Quote every line of the data below as it stands, omitting pictures.

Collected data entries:
## begin

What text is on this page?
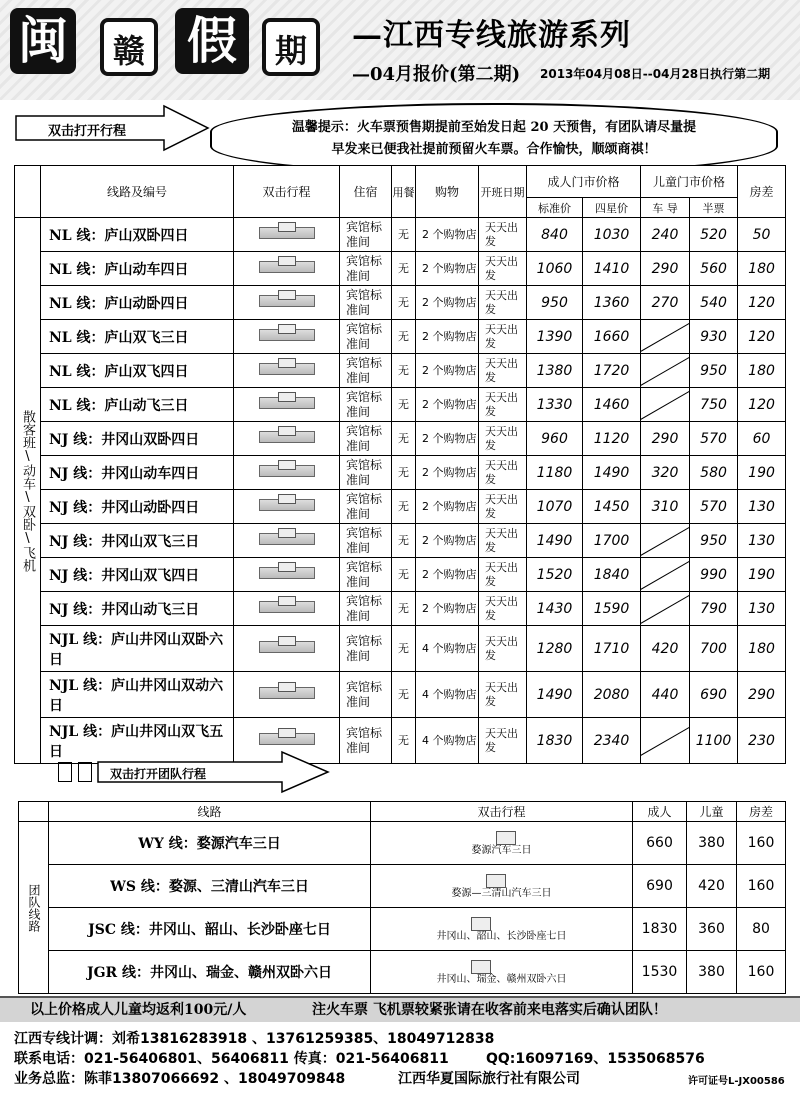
闽	赣 假	期	—江西专线旅游系列
—04月报价(第二期) 2013年04月08日--04月28日执行第二期
双击打开行程	温馨提示：火车票预售期提前至始发日起 20 天预售，有团队请尽量提
早发来已便我社提前预留火车票。合作愉快，顺颂商祺！
	线路及编号	双击行程	住宿	用餐	购物	开班日期	成人门市价格		儿童门市价格		房差
							标准价	四星价	车 导	半票	

散客班\动车\双卧\飞机	NL 线：庐山双卧四日		宾馆标准间	无	2 个购物店	天天出发	840	1030	240	520	50
	NL 线：庐山动车四日		宾馆标准间	无	2 个购物店	天天出发	1060	1410	290	560	180
	NL 线：庐山动卧四日		宾馆标准间	无	2 个购物店	天天出发	950	1360	270	540	120
	NL 线：庐山双飞三日		宾馆标准间	无	2 个购物店	天天出发	1390	1660		930	120
	NL 线：庐山双飞四日		宾馆标准间	无	2 个购物店	天天出发	1380	1720		950	180
	NL 线：庐山动飞三日		宾馆标准间	无	2 个购物店	天天出发	1330	1460		750	120
	NJ 线：井冈山双卧四日		宾馆标准间	无	2 个购物店	天天出发	960	1120	290	570	60
	NJ 线：井冈山动车四日		宾馆标准间	无	2 个购物店	天天出发	1180	1490	320	580	190
	NJ 线：井冈山动卧四日		宾馆标准间	无	2 个购物店	天天出发	1070	1450	310	570	130
	NJ 线：井冈山双飞三日		宾馆标准间	无	2 个购物店	天天出发	1490	1700		950	130
	NJ 线：井冈山双飞四日		宾馆标准间	无	2 个购物店	天天出发	1520	1840		990	190
	NJ 线：井冈山动飞三日		宾馆标准间	无	2 个购物店	天天出发	1430	1590		790	130
	NJL 线：庐山井冈山双卧六日		宾馆标准间	无	4 个购物店	天天出发	1280	1710	420	700	180
	NJL 线：庐山井冈山双动六日		宾馆标准间	无	4 个购物店	天天出发	1490	2080	440	690	290
	NJL 线：庐山井冈山双飞五日		宾馆标准间	无	4 个购物店	天天出发	1830	2340		1100	230
双击打开团队行程
	线路	双击行程	成人	儿童	房差

团队线路	WY 线：婺源汽车三日	婺源汽车三日	660	380	160
	WS 线：婺源、三清山汽车三日	婺源—三清山汽车三日	690	420	160
	JSC 线：井冈山、韶山、长沙卧座七日	井冈山、韶山、长沙卧座七日	1830	360	80
	JGR 线：井冈山、瑞金、赣州双卧六日	井冈山、瑞金、赣州双卧六日	1530	380	160
以上价格成人儿童均返利100元/人	注火车票 飞机票较紧张请在收客前来电落实后确认团队！
江西专线计调：刘希13816283918 、13761259385、18049712838
联系电话：021-56406801、56406811 传真：021-56406811	QQ:16097169、1535068576
业务总监：陈菲13807066692 、18049709848	江西华夏国际旅行社有限公司	许可证号L-JX00586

## end

[COMPLETE ANSWER]:
What text is on this page?
闽	赣 假	期	—江西专线旅游系列
—04月报价(第二期) 2013年04月08日--04月28日执行第二期
双击打开行程	温馨提示：火车票预售期提前至始发日起 20 天预售，有团队请尽量提
早发来已便我社提前预留火车票。合作愉快，顺颂商祺！
	线路及编号	双击行程	住宿	用餐	购物	开班日期	成人门市价格		儿童门市价格		房差
							标准价	四星价	车 导	半票	

散客班\动车\双卧\飞机	NL 线：庐山双卧四日		宾馆标准间	无	2 个购物店	天天出发	840	1030	240	520	50
	NL 线：庐山动车四日		宾馆标准间	无	2 个购物店	天天出发	1060	1410	290	560	180
	NL 线：庐山动卧四日		宾馆标准间	无	2 个购物店	天天出发	950	1360	270	540	120
	NL 线：庐山双飞三日		宾馆标准间	无	2 个购物店	天天出发	1390	1660		930	120
	NL 线：庐山双飞四日		宾馆标准间	无	2 个购物店	天天出发	1380	1720		950	180
	NL 线：庐山动飞三日		宾馆标准间	无	2 个购物店	天天出发	1330	1460		750	120
	NJ 线：井冈山双卧四日		宾馆标准间	无	2 个购物店	天天出发	960	1120	290	570	60
	NJ 线：井冈山动车四日		宾馆标准间	无	2 个购物店	天天出发	1180	1490	320	580	190
	NJ 线：井冈山动卧四日		宾馆标准间	无	2 个购物店	天天出发	1070	1450	310	570	130
	NJ 线：井冈山双飞三日		宾馆标准间	无	2 个购物店	天天出发	1490	1700		950	130
	NJ 线：井冈山双飞四日		宾馆标准间	无	2 个购物店	天天出发	1520	1840		990	190
	NJ 线：井冈山动飞三日		宾馆标准间	无	2 个购物店	天天出发	1430	1590		790	130
	NJL 线：庐山井冈山双卧六日		宾馆标准间	无	4 个购物店	天天出发	1280	1710	420	700	180
	NJL 线：庐山井冈山双动六日		宾馆标准间	无	4 个购物店	天天出发	1490	2080	440	690	290
	NJL 线：庐山井冈山双飞五日		宾馆标准间	无	4 个购物店	天天出发	1830	2340		1100	230
双击打开团队行程
	线路	双击行程	成人	儿童	房差

团队线路	WY 线：婺源汽车三日	婺源汽车三日	660	380	160
	WS 线：婺源、三清山汽车三日	婺源—三清山汽车三日	690	420	160
	JSC 线：井冈山、韶山、长沙卧座七日	井冈山、韶山、长沙卧座七日	1830	360	80
	JGR 线：井冈山、瑞金、赣州双卧六日	井冈山、瑞金、赣州双卧六日	1530	380	160
以上价格成人儿童均返利100元/人	注火车票 飞机票较紧张请在收客前来电落实后确认团队！
江西专线计调：刘希13816283918 、13761259385、18049712838
联系电话：021-56406801、56406811 传真：021-56406811	QQ:16097169、1535068576
业务总监：陈菲13807066692 、18049709848	江西华夏国际旅行社有限公司	许可证号L-JX00586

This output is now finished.